**SET EXERCISE:**
Filter the entries that follow, copying every line in which the word "розничной" appears.

**GIVEN DATA:**
- - - - - - -

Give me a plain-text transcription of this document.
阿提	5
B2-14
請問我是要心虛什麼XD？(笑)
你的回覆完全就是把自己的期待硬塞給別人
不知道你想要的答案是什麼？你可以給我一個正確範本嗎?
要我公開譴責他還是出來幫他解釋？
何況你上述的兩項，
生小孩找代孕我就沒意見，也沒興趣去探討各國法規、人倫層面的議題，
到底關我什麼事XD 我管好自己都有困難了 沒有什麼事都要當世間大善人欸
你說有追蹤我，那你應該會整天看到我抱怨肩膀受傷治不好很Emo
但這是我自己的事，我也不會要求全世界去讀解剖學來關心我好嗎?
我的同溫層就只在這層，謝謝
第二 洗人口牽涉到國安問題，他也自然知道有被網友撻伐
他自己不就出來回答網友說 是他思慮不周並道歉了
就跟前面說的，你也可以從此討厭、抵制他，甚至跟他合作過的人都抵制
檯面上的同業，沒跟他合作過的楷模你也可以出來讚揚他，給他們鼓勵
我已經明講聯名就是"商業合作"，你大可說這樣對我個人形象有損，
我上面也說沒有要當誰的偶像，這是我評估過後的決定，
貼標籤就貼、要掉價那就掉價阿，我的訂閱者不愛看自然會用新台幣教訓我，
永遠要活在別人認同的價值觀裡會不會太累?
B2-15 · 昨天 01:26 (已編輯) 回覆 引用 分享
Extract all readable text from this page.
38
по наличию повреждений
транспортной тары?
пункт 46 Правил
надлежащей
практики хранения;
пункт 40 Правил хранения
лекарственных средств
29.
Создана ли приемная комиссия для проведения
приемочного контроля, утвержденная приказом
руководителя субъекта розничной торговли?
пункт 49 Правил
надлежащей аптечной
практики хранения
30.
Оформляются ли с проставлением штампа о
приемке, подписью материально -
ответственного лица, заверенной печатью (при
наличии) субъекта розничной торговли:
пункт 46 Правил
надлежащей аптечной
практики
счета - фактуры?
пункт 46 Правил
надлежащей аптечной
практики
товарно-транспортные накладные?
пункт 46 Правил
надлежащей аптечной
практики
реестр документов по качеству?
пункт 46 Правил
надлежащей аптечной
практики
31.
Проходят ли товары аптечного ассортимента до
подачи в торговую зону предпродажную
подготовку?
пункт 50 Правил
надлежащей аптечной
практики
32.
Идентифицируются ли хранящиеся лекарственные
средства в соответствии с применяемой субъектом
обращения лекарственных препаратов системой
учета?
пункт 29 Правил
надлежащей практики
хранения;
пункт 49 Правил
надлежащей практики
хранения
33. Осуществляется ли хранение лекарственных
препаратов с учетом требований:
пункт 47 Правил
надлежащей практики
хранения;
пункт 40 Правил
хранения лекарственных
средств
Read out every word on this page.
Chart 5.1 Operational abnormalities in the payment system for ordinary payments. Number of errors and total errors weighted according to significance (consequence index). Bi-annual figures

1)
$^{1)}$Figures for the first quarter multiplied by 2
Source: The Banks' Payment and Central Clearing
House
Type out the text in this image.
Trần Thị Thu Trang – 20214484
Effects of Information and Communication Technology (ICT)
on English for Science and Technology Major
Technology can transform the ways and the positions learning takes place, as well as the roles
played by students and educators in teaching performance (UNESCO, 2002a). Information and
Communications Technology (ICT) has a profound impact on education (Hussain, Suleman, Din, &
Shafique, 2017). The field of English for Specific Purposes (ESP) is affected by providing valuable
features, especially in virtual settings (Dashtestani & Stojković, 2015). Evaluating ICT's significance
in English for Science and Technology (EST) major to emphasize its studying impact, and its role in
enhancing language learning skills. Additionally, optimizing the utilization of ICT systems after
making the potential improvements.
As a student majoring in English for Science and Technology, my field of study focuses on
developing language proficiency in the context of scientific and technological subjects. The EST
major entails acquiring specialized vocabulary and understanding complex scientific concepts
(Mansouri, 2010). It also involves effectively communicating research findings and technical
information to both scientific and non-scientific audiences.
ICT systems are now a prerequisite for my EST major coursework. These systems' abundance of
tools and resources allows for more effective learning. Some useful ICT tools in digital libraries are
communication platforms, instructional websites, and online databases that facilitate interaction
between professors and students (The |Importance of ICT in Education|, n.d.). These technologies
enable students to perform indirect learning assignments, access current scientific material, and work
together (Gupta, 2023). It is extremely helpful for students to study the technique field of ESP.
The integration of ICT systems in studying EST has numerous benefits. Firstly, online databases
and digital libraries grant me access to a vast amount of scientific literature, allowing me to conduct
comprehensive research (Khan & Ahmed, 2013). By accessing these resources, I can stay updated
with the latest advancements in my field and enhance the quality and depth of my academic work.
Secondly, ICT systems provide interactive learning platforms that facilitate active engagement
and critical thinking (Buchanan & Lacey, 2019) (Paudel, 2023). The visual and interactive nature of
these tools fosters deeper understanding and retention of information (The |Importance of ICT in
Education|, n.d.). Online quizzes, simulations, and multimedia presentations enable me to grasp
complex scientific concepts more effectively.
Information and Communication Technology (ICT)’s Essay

- - - - - - -

**COMPLETE ANSWER:**
руководителя субъекта розничной торговли?
наличии) субъекта розничной торговли:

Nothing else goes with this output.